■ Given request: Copy each line of the records that contains the word "filter".

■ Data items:
(begin)

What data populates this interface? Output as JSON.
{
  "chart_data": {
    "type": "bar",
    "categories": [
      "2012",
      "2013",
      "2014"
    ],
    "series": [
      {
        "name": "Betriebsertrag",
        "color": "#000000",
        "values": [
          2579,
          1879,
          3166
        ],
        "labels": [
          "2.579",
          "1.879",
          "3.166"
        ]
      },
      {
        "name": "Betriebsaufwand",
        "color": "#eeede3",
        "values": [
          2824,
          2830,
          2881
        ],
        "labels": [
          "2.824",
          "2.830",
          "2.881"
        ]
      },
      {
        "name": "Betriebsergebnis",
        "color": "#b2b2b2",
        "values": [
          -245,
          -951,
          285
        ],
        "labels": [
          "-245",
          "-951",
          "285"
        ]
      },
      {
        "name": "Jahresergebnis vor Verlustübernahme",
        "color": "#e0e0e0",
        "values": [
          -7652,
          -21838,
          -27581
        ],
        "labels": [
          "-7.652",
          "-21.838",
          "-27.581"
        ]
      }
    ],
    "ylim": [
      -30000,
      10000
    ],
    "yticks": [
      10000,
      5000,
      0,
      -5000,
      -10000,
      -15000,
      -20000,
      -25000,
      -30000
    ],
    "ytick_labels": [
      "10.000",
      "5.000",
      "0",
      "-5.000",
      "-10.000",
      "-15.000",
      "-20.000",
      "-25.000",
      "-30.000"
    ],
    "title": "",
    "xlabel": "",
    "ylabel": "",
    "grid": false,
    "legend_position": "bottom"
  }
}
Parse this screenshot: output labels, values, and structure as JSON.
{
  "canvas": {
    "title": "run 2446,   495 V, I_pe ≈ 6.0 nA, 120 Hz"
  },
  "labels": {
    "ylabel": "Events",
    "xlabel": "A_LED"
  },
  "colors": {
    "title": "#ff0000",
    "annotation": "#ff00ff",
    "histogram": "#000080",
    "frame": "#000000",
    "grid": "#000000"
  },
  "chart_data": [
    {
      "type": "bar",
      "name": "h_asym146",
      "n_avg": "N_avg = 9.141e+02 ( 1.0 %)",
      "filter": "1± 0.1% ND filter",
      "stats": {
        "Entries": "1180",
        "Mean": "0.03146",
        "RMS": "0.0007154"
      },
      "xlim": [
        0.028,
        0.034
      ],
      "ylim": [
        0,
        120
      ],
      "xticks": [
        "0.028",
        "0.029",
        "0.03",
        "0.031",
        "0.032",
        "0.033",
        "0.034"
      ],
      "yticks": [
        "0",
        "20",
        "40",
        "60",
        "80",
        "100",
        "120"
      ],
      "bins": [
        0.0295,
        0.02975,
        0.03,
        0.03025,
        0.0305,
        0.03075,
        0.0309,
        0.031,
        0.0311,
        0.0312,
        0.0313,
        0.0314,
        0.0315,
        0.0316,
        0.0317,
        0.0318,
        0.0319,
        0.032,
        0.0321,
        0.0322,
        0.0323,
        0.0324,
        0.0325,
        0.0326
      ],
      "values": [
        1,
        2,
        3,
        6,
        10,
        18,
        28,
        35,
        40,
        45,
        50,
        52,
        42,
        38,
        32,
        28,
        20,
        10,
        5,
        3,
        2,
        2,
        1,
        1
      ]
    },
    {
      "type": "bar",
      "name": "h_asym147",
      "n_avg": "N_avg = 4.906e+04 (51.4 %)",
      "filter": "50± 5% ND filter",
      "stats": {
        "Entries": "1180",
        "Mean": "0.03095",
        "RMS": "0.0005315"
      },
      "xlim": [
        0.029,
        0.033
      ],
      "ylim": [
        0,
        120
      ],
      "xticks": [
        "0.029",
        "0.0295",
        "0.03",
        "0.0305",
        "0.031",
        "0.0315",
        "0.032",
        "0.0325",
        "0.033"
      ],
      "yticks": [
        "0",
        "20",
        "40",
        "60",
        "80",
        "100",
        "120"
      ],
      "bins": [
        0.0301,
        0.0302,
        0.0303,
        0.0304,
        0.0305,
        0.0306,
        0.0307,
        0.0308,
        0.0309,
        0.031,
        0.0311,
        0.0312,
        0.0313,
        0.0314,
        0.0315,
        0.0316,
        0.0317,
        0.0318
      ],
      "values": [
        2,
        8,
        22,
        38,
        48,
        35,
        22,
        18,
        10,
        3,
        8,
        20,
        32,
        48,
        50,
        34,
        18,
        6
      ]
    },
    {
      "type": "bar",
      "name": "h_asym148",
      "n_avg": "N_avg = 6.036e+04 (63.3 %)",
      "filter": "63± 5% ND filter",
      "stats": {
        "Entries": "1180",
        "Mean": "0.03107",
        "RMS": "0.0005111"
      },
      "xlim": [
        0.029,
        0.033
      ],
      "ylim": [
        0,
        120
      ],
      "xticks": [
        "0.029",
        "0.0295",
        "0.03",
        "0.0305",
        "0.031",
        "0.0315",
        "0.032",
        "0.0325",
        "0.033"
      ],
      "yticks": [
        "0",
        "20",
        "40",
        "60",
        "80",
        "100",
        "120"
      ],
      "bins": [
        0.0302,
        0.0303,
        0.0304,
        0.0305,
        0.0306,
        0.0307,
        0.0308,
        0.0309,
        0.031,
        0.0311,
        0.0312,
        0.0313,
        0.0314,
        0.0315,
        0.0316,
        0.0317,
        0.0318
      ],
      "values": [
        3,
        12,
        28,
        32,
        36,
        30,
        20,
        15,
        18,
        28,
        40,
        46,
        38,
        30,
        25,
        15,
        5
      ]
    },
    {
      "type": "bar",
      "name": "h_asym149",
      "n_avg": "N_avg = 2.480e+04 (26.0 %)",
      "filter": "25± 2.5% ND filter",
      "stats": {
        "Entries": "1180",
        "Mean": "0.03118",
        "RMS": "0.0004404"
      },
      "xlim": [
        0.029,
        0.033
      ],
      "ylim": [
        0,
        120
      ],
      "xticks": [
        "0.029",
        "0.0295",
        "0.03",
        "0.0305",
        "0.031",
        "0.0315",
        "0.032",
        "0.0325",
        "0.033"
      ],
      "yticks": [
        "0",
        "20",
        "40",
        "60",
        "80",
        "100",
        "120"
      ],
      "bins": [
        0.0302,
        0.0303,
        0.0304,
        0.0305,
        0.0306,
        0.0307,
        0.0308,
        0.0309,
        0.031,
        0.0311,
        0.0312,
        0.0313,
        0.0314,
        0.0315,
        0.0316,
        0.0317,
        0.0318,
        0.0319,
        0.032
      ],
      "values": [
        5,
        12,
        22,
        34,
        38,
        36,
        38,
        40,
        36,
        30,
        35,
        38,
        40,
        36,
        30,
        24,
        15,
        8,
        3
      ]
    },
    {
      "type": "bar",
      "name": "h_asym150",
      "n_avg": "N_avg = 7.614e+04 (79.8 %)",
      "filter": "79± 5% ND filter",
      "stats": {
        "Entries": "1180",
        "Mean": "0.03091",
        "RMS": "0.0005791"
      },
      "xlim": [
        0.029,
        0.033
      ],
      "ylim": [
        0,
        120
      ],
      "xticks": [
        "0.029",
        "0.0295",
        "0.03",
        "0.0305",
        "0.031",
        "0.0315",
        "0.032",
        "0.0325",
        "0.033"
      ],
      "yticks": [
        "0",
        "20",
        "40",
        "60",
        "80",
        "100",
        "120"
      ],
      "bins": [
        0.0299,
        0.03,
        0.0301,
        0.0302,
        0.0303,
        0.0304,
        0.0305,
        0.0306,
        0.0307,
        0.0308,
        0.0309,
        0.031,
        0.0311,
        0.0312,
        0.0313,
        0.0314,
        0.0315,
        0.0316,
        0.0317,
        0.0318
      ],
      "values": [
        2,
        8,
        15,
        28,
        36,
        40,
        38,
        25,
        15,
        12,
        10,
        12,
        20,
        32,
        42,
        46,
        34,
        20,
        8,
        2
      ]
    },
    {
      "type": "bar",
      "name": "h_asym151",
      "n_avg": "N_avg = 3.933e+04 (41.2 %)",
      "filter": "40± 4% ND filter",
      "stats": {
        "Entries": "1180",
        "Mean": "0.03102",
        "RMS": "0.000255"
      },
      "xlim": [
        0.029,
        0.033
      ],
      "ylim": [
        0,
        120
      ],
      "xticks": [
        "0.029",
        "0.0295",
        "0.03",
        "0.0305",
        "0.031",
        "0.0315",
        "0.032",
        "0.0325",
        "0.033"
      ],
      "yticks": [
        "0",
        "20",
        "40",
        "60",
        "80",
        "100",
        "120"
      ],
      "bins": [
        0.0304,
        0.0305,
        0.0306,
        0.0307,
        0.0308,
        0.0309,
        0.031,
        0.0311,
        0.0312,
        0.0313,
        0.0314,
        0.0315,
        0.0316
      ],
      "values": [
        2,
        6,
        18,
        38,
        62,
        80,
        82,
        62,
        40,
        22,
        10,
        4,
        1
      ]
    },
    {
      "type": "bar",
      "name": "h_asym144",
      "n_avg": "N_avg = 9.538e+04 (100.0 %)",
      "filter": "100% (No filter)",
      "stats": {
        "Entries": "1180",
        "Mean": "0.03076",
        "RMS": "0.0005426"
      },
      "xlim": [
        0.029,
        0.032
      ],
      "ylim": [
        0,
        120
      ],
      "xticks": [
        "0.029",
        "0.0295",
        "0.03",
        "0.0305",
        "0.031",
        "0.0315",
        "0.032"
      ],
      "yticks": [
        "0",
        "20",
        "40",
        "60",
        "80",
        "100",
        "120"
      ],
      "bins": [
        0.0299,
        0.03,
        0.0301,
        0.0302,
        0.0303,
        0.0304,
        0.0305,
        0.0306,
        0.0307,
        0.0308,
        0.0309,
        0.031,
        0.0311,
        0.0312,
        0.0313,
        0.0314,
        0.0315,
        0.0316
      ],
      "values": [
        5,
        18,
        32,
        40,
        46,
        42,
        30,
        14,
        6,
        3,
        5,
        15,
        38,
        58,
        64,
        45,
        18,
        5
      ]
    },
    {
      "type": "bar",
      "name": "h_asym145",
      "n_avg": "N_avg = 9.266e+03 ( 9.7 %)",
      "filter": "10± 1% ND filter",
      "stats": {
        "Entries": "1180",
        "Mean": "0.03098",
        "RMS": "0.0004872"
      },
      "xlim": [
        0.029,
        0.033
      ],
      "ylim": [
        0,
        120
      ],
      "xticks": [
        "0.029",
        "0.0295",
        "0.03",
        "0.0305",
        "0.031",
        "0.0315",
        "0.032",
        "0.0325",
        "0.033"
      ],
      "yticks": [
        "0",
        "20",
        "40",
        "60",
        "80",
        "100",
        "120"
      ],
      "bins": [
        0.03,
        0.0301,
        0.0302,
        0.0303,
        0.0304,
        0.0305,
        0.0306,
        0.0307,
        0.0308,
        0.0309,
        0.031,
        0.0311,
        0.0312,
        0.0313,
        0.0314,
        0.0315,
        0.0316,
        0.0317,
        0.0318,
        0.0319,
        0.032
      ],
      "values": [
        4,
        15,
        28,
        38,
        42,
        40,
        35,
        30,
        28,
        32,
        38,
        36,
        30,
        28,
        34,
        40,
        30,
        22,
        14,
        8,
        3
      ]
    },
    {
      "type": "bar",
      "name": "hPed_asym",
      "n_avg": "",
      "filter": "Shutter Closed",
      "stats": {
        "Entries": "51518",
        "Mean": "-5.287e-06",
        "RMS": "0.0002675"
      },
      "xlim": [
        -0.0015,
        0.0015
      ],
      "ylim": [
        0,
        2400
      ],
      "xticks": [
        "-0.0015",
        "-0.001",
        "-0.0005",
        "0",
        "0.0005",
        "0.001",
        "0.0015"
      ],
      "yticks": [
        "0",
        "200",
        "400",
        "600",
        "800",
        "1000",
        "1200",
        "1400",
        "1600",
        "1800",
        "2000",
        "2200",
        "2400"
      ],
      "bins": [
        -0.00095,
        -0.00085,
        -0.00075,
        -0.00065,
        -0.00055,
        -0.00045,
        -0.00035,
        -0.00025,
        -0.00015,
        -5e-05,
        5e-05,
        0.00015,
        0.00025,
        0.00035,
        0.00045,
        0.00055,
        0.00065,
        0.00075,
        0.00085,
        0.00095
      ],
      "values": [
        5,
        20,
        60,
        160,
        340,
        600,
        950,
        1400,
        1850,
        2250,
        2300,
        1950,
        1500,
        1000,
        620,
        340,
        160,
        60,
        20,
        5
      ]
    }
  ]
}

(end)

■ Response to this task:
      "filter": "1± 0.1% ND filter",
      "filter": "50± 5% ND filter",
      "filter": "63± 5% ND filter",
      "filter": "25± 2.5% ND filter",
      "filter": "79± 5% ND filter",
      "filter": "40± 4% ND filter",
      "filter": "100% (No filter)",
      "filter": "10± 1% ND filter",
      "filter": "Shutter Closed",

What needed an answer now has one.